Retype the passage on HIV stages and testing word for word, keeping all of its lines and punctuation.

_Exercise text_
┌──

After that comes clinical latency — the chronic stage, where the virus stays active but often causes no symptoms for a decade or more if untreated. The most severe stage, AIDS, is defined by a CD4 count under 200 cells/mm³ or an opportunistic infection (an illness that takes hold because the immune system is weakened). Early symptoms look exactly like the flu, and many people have none. Symptoms can neither confirm nor rule out HIV; only a test can do that.

Testing: the only way to know

Testing is quick. You can get a finger-stick or oral-swab rapid test with results in minutes, or a lab blood draw; testing is free at many health departments, and at-home kits exist CDC testing. Watch the window period, the gap before a test can reliably detect infection.

└──

_Dataset records_
┌──

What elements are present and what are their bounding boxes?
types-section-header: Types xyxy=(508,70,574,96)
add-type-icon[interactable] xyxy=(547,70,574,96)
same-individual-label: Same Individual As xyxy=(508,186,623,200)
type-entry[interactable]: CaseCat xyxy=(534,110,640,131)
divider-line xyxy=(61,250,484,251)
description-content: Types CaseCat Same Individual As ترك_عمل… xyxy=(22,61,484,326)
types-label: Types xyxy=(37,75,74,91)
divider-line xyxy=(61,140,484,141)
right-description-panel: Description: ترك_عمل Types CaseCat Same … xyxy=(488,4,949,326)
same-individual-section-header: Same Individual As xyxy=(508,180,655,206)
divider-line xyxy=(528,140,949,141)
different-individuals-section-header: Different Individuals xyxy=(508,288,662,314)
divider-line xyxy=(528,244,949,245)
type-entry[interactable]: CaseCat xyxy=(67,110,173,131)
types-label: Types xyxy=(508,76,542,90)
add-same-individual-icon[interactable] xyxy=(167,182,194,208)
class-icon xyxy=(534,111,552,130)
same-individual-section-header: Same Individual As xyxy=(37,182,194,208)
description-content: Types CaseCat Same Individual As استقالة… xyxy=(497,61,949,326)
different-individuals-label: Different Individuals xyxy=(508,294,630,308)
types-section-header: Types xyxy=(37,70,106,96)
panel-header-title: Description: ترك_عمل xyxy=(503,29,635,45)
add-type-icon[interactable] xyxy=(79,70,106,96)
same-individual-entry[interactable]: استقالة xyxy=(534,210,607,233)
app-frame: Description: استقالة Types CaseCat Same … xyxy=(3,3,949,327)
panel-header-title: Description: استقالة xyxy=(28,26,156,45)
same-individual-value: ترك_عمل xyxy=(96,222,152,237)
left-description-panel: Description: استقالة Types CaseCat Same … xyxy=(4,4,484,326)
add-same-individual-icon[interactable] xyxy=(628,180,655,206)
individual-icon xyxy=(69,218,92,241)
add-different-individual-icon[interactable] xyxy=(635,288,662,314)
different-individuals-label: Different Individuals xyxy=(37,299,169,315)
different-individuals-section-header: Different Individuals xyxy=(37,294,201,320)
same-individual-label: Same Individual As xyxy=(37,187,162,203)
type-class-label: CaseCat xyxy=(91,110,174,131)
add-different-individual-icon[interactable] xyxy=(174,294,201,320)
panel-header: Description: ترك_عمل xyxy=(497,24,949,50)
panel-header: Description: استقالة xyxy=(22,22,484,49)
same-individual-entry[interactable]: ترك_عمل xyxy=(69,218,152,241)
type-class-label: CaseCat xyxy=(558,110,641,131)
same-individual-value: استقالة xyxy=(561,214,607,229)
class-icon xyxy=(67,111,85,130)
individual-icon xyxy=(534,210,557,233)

└──

_Solution for this problem_
After that comes clinical latency — the chronic stage, where the virus stays active but often causes no symptoms for a decade or more if untreated. The most severe stage, AIDS, is defined by a CD4 count under 200 cells/mm³ or an opportunistic infection (an illness that takes hold because the immune system is weakened). Early symptoms look exactly like the flu, and many people have none. Symptoms can neither confirm nor rule out HIV; only a test can do that.

Testing: the only way to know

Testing is quick. You can get a finger-stick or oral-swab rapid test with results in minutes, or a lab blood draw; testing is free at many health departments, and at-home kits exist CDC testing. Watch the window period, the gap before a test can reliably detect infection.